(Data records)
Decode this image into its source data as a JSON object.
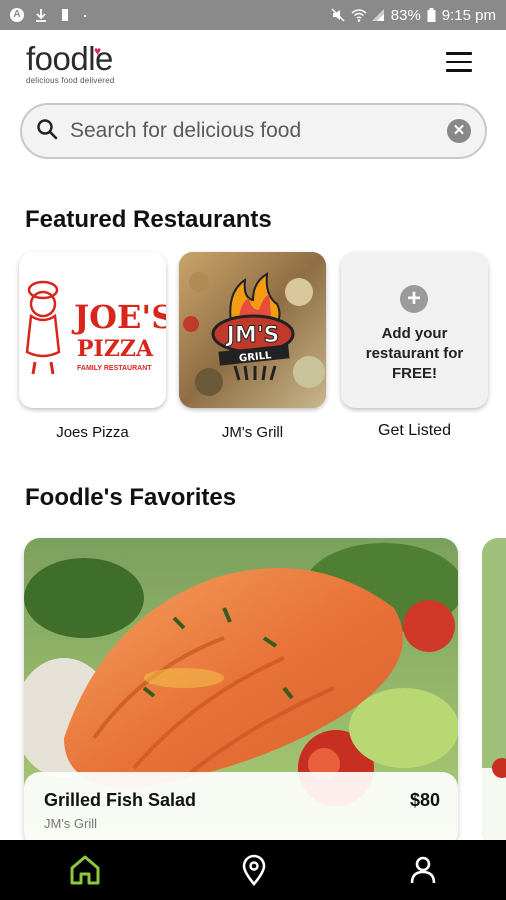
{
  "status_bar": {
    "battery": "83%",
    "time": "9:15 pm"
  },
  "header": {
    "logo_text": "foodle",
    "logo_tagline": "delicious food delivered"
  },
  "search": {
    "placeholder": "Search for delicious food"
  },
  "featured": {
    "title": "Featured Restaurants",
    "restaurants": [
      {
        "name": "Joes Pizza",
        "logo_top": "JOE'S",
        "logo_mid": "PIZZA",
        "logo_sub": "FAMILY RESTAURANT"
      },
      {
        "name": "JM's Grill",
        "logo_top": "JM'S",
        "logo_sub": "GRILL"
      }
    ],
    "add_card": {
      "line1": "Add your",
      "line2": "restaurant for",
      "line3": "FREE!",
      "label": "Get Listed"
    }
  },
  "favorites": {
    "title": "Foodle's Favorites",
    "items": [
      {
        "name": "Grilled Fish Salad",
        "restaurant": "JM's Grill",
        "price": "$80"
      }
    ]
  },
  "colors": {
    "accent": "#8dc63f",
    "status_bar": "#8a8a8a",
    "heart": "#e0245e",
    "joes_red": "#d8261c"
  },
  "bottom_nav": {
    "items": [
      "home-icon",
      "location-pin-icon",
      "profile-icon"
    ]
  }
}
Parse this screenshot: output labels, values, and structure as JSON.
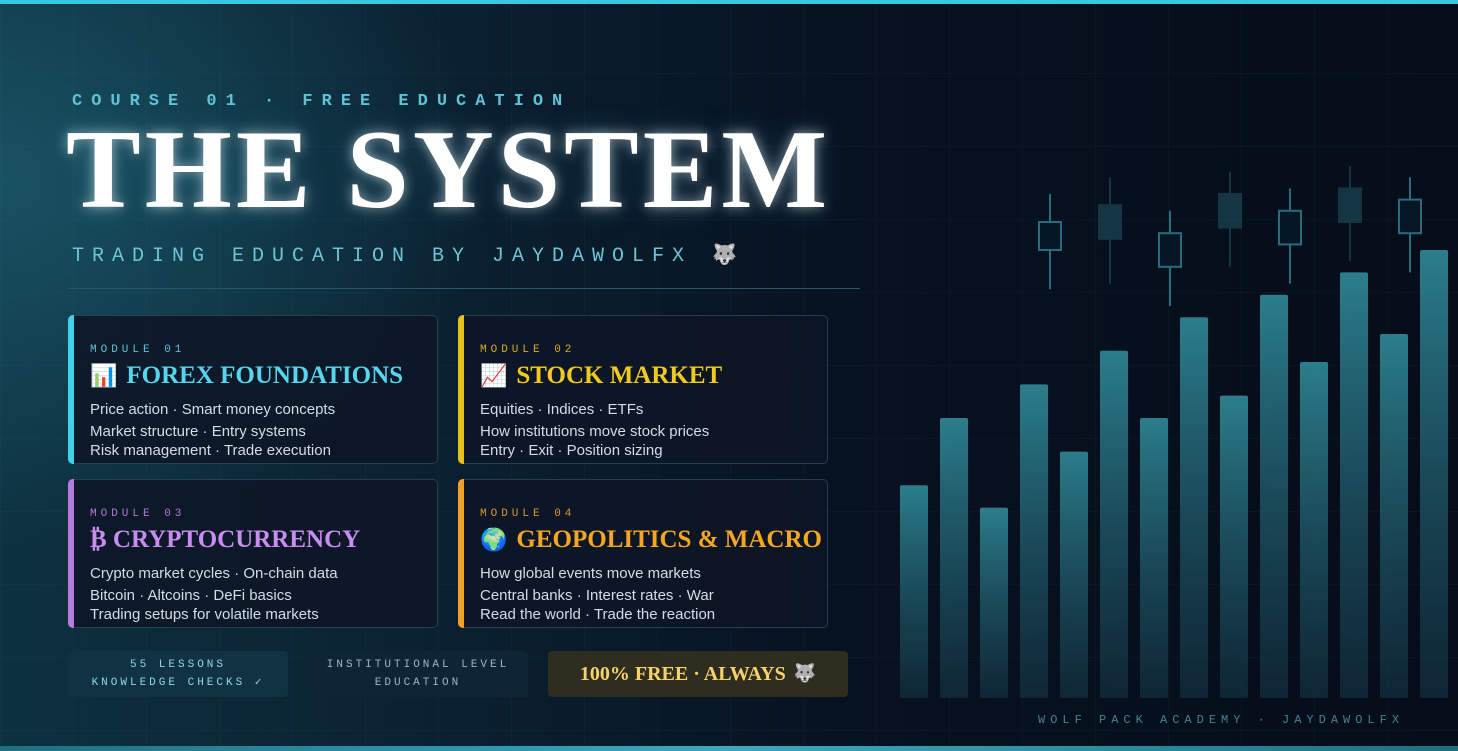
{
  "header": {
    "eyebrow": "COURSE 01 · FREE EDUCATION",
    "title": "THE SYSTEM",
    "subtitle": "TRADING EDUCATION BY JAYDAWOLFX 🐺"
  },
  "modules": [
    {
      "label": "MODULE 01",
      "icon": "📊",
      "title": "FOREX FOUNDATIONS",
      "lines": [
        "Price action · Smart money concepts",
        "Market structure · Entry systems",
        "Risk management · Trade execution"
      ],
      "color": "#3fd2ea"
    },
    {
      "label": "MODULE 02",
      "icon": "📈",
      "title": "STOCK MARKET",
      "lines": [
        "Equities · Indices · ETFs",
        "How institutions move stock prices",
        "Entry · Exit · Position sizing"
      ],
      "color": "#e8c21c"
    },
    {
      "label": "MODULE 03",
      "icon": "",
      "title": "₿ CRYPTOCURRENCY",
      "lines": [
        "Crypto market cycles · On-chain data",
        "Bitcoin · Altcoins · DeFi basics",
        "Trading setups for volatile markets"
      ],
      "color": "#b67ae0"
    },
    {
      "label": "MODULE 04",
      "icon": "🌍",
      "title": "GEOPOLITICS & MACRO",
      "lines": [
        "How global events move markets",
        "Central banks · Interest rates · War",
        "Read the world · Trade the reaction"
      ],
      "color": "#f0a024"
    }
  ],
  "badges": {
    "lessons_line1": "55 LESSONS",
    "lessons_line2": "KNOWLEDGE CHECKS ✓",
    "level_line1": "INSTITUTIONAL LEVEL",
    "level_line2": "EDUCATION",
    "free_text": "100% FREE · ALWAYS",
    "free_icon": "🐺"
  },
  "footer": "WOLF PACK ACADEMY · JAYDAWOLFX",
  "decor_chart": {
    "bar_values": [
      0.38,
      0.5,
      0.34,
      0.56,
      0.44,
      0.62,
      0.5,
      0.68,
      0.54,
      0.72,
      0.6,
      0.76,
      0.65,
      0.8
    ],
    "candles": [
      {
        "high": 0.9,
        "open": 0.85,
        "close": 0.8,
        "low": 0.73
      },
      {
        "high": 0.93,
        "open": 0.88,
        "close": 0.82,
        "low": 0.74
      },
      {
        "high": 0.87,
        "open": 0.83,
        "close": 0.77,
        "low": 0.7
      },
      {
        "high": 0.94,
        "open": 0.9,
        "close": 0.84,
        "low": 0.77
      },
      {
        "high": 0.91,
        "open": 0.87,
        "close": 0.81,
        "low": 0.74
      },
      {
        "high": 0.95,
        "open": 0.91,
        "close": 0.85,
        "low": 0.78
      },
      {
        "high": 0.93,
        "open": 0.89,
        "close": 0.83,
        "low": 0.76
      }
    ],
    "bar_color": "#2f8a98",
    "candle_color": "#2e7d90"
  }
}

*Task description*: Repeat the records word for word. Any picture in them should be left out.

*Written response*:
Decode this image into its source data as a JSON object.
{
  "status_bar": {
    "battery": "83%",
    "time": "9:15 pm"
  },
  "header": {
    "logo_text": "foodle",
    "logo_tagline": "delicious food delivered"
  },
  "search": {
    "placeholder": "Search for delicious food"
  },
  "featured": {
    "title": "Featured Restaurants",
    "restaurants": [
      {
        "name": "Joes Pizza",
        "logo_top": "JOE'S",
        "logo_mid": "PIZZA",
        "logo_sub": "FAMILY RESTAURANT"
      },
      {
        "name": "JM's Grill",
        "logo_top": "JM'S",
        "logo_sub": "GRILL"
      }
    ],
    "add_card": {
      "line1": "Add your",
      "line2": "restaurant for",
      "line3": "FREE!",
      "label": "Get Listed"
    }
  },
  "favorites": {
    "title": "Foodle's Favorites",
    "items": [
      {
        "name": "Grilled Fish Salad",
        "restaurant": "JM's Grill",
        "price": "$80"
      }
    ]
  },
  "colors": {
    "accent": "#8dc63f",
    "status_bar": "#8a8a8a",
    "heart": "#e0245e",
    "joes_red": "#d8261c"
  },
  "bottom_nav": {
    "items": [
      "home-icon",
      "location-pin-icon",
      "profile-icon"
    ]
  }
}
Parse this screenshot: output labels, values, and structure as JSON.
{
  "header": {
    "eyebrow": "COURSE 01 · FREE EDUCATION",
    "title": "THE SYSTEM",
    "subtitle": "TRADING EDUCATION BY JAYDAWOLFX 🐺"
  },
  "modules": [
    {
      "label": "MODULE 01",
      "icon": "📊",
      "title": "FOREX FOUNDATIONS",
      "lines": [
        "Price action · Smart money concepts",
        "Market structure · Entry systems",
        "Risk management · Trade execution"
      ],
      "color": "#3fd2ea"
    },
    {
      "label": "MODULE 02",
      "icon": "📈",
      "title": "STOCK MARKET",
      "lines": [
        "Equities · Indices · ETFs",
        "How institutions move stock prices",
        "Entry · Exit · Position sizing"
      ],
      "color": "#e8c21c"
    },
    {
      "label": "MODULE 03",
      "icon": "",
      "title": "₿ CRYPTOCURRENCY",
      "lines": [
        "Crypto market cycles · On-chain data",
        "Bitcoin · Altcoins · DeFi basics",
        "Trading setups for volatile markets"
      ],
      "color": "#b67ae0"
    },
    {
      "label": "MODULE 04",
      "icon": "🌍",
      "title": "GEOPOLITICS & MACRO",
      "lines": [
        "How global events move markets",
        "Central banks · Interest rates · War",
        "Read the world · Trade the reaction"
      ],
      "color": "#f0a024"
    }
  ],
  "badges": {
    "lessons_line1": "55 LESSONS",
    "lessons_line2": "KNOWLEDGE CHECKS ✓",
    "level_line1": "INSTITUTIONAL LEVEL",
    "level_line2": "EDUCATION",
    "free_text": "100% FREE · ALWAYS",
    "free_icon": "🐺"
  },
  "footer": "WOLF PACK ACADEMY · JAYDAWOLFX",
  "decor_chart": {
    "bar_values": [
      0.38,
      0.5,
      0.34,
      0.56,
      0.44,
      0.62,
      0.5,
      0.68,
      0.54,
      0.72,
      0.6,
      0.76,
      0.65,
      0.8
    ],
    "candles": [
      {
        "high": 0.9,
        "open": 0.85,
        "close": 0.8,
        "low": 0.73
      },
      {
        "high": 0.93,
        "open": 0.88,
        "close": 0.82,
        "low": 0.74
      },
      {
        "high": 0.87,
        "open": 0.83,
        "close": 0.77,
        "low": 0.7
      },
      {
        "high": 0.94,
        "open": 0.9,
        "close": 0.84,
        "low": 0.77
      },
      {
        "high": 0.91,
        "open": 0.87,
        "close": 0.81,
        "low": 0.74
      },
      {
        "high": 0.95,
        "open": 0.91,
        "close": 0.85,
        "low": 0.78
      },
      {
        "high": 0.93,
        "open": 0.89,
        "close": 0.83,
        "low": 0.76
      }
    ],
    "bar_color": "#2f8a98",
    "candle_color": "#2e7d90"
  }
}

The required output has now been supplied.